* **STATED GOAL**
List all lines in the material below that contain "رسول".
--
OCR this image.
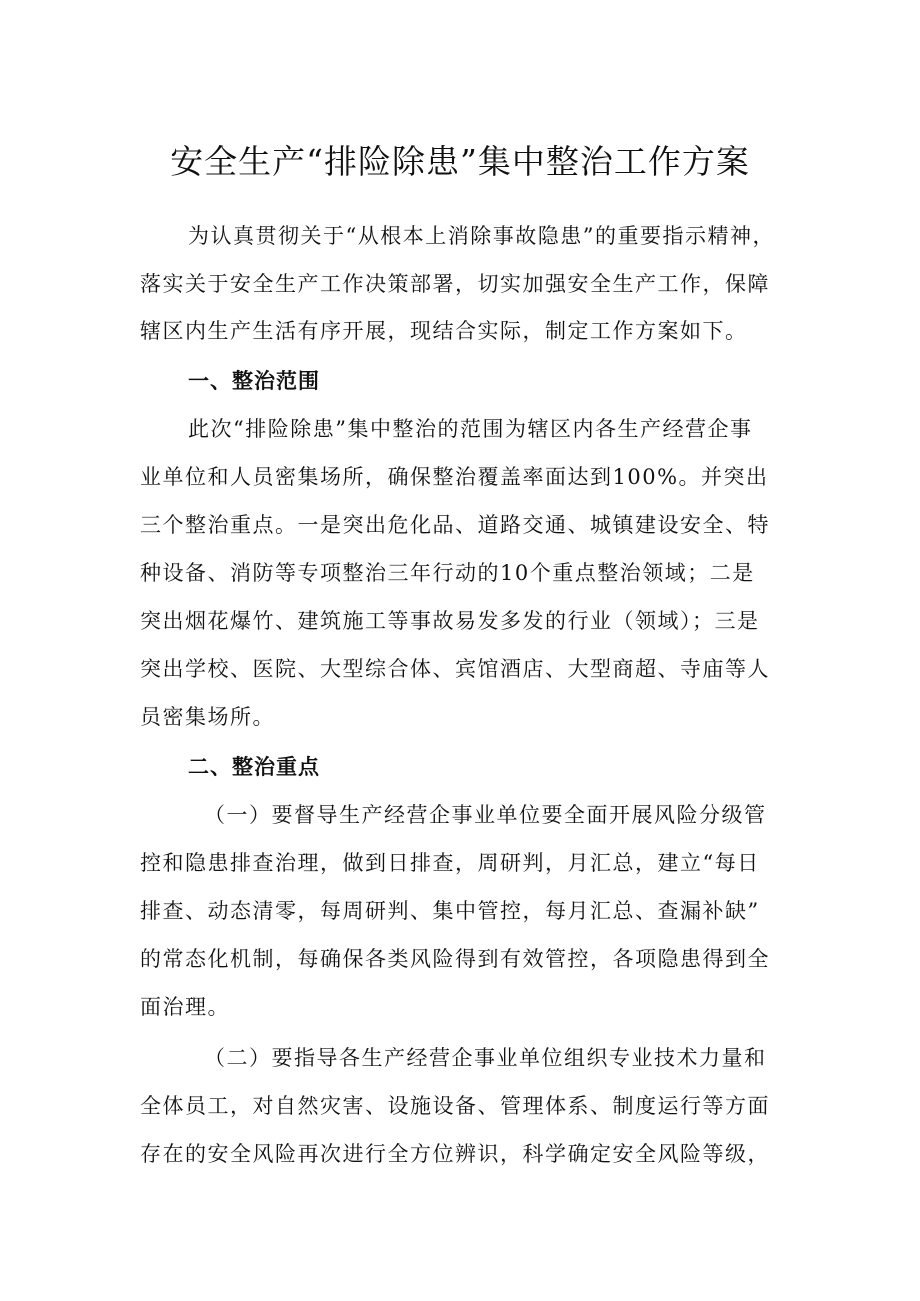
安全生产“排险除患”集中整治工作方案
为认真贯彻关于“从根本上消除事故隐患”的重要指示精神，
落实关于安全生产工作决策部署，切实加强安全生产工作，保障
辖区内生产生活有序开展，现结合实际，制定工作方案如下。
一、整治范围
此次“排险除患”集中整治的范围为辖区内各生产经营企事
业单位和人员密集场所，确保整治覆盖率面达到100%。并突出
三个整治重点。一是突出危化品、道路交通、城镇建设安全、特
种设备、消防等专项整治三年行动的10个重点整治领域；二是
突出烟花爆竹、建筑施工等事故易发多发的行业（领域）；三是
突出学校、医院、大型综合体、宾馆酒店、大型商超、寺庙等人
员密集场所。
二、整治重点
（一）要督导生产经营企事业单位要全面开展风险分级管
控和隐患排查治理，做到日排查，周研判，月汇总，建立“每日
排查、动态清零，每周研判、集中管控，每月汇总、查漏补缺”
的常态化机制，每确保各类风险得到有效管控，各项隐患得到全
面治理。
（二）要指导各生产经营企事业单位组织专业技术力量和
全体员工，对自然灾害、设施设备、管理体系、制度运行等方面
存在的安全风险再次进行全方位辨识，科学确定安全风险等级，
--
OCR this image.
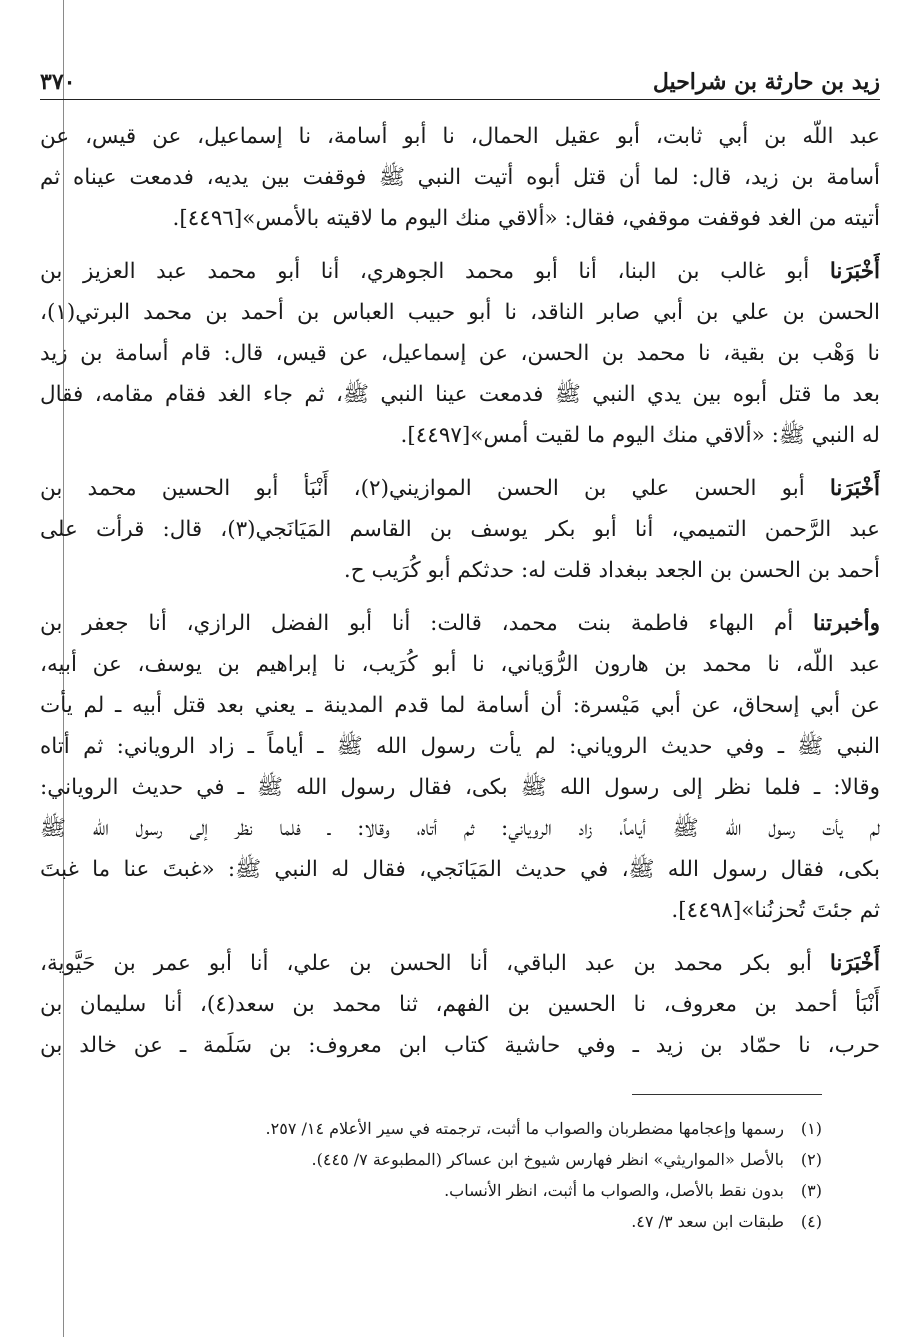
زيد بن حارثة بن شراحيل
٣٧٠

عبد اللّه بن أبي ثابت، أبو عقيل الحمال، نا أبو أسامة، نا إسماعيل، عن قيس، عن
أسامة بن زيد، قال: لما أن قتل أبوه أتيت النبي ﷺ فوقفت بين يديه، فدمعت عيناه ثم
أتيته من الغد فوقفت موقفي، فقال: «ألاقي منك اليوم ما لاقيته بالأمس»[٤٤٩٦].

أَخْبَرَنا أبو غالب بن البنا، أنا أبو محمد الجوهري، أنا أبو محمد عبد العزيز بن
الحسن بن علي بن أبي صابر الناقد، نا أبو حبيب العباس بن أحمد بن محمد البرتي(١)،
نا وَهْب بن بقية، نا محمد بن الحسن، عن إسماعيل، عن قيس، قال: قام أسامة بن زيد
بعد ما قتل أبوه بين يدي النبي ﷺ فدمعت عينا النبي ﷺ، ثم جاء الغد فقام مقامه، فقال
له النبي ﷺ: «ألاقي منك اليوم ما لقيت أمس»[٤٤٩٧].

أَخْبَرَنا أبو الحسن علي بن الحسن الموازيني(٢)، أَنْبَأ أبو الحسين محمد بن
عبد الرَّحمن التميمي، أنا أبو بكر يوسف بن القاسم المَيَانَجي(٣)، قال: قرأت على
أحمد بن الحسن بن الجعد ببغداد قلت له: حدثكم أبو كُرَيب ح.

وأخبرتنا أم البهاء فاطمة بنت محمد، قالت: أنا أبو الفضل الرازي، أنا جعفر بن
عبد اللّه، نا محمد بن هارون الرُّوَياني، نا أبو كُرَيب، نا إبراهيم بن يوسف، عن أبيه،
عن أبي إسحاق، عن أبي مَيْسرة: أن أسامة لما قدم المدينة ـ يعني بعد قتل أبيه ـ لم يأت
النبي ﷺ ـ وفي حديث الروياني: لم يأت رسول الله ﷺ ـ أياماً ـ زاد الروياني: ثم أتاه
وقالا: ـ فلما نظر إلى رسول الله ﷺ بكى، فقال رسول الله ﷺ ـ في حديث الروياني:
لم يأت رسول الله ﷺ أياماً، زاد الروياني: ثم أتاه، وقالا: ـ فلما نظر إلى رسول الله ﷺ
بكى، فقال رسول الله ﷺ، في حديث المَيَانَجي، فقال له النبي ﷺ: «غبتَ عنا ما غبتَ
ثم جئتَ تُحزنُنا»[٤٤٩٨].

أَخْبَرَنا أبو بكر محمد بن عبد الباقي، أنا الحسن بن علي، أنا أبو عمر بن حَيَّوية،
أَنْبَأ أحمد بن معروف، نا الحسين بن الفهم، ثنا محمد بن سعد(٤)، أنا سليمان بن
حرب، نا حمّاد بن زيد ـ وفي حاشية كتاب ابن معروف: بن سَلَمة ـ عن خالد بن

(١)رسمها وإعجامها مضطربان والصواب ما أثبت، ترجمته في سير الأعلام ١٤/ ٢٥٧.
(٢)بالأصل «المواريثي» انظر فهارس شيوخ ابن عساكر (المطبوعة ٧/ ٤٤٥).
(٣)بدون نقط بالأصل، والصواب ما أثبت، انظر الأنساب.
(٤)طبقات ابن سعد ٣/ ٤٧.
--
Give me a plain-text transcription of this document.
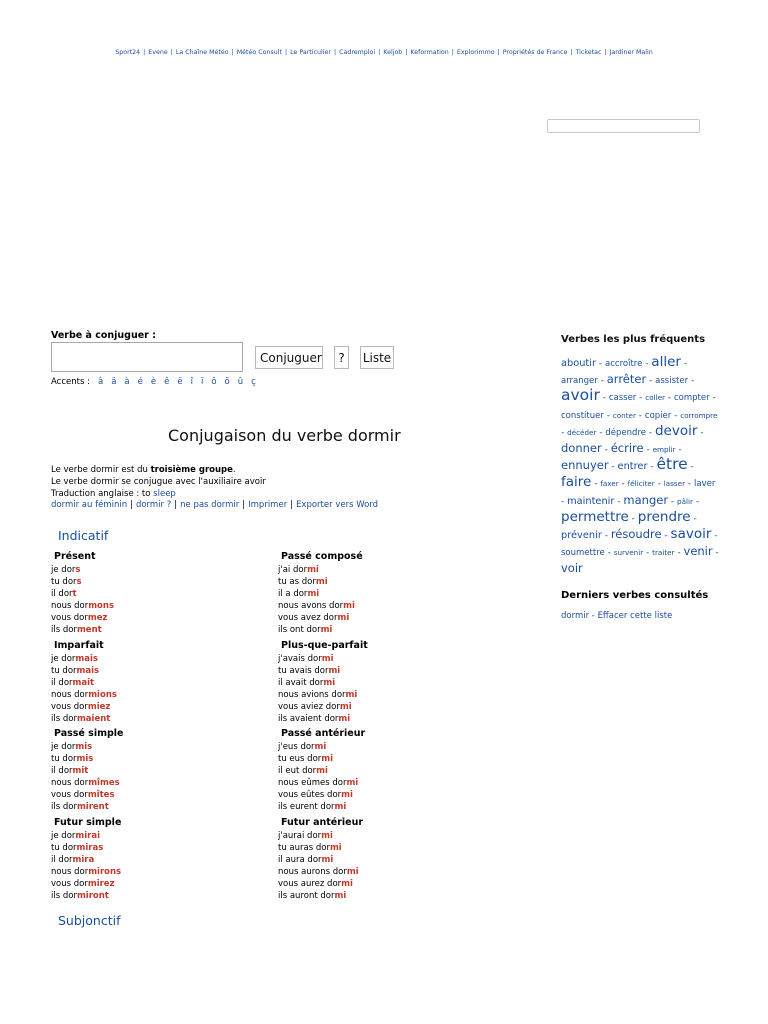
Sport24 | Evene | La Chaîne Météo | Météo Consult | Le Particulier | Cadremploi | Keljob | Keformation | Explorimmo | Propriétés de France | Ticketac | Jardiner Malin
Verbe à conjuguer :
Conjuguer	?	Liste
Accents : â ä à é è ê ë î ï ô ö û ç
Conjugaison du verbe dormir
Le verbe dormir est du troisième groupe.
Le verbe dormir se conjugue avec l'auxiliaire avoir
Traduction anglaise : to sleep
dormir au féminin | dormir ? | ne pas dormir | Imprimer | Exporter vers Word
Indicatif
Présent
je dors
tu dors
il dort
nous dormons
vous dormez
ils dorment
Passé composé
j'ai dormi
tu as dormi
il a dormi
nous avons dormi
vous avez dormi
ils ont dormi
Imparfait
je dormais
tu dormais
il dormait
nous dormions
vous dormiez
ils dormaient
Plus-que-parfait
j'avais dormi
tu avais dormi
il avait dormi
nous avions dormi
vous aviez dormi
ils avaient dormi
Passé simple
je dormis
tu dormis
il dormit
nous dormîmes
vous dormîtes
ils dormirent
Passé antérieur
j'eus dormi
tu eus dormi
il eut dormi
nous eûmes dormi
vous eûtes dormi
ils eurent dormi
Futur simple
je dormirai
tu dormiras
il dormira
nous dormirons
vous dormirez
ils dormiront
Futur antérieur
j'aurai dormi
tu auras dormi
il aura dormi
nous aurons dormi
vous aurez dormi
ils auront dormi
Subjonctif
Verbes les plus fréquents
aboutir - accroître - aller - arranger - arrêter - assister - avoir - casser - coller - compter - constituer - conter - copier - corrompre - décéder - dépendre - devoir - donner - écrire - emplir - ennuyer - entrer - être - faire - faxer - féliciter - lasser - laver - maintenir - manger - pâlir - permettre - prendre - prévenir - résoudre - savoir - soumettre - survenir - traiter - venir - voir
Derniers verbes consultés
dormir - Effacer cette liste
--
* **TASK ANSWER**
النبي ﷺ ـ وفي حديث الروياني: لم يأت رسول الله ﷺ ـ أياماً ـ زاد الروياني: ثم أتاه
وقالا: ـ فلما نظر إلى رسول الله ﷺ بكى، فقال رسول الله ﷺ ـ في حديث الروياني:
لم يأت رسول الله ﷺ أياماً، زاد الروياني: ثم أتاه، وقالا: ـ فلما نظر إلى رسول الله ﷺ
بكى، فقال رسول الله ﷺ، في حديث المَيَانَجي، فقال له النبي ﷺ: «غبتَ عنا ما غبتَ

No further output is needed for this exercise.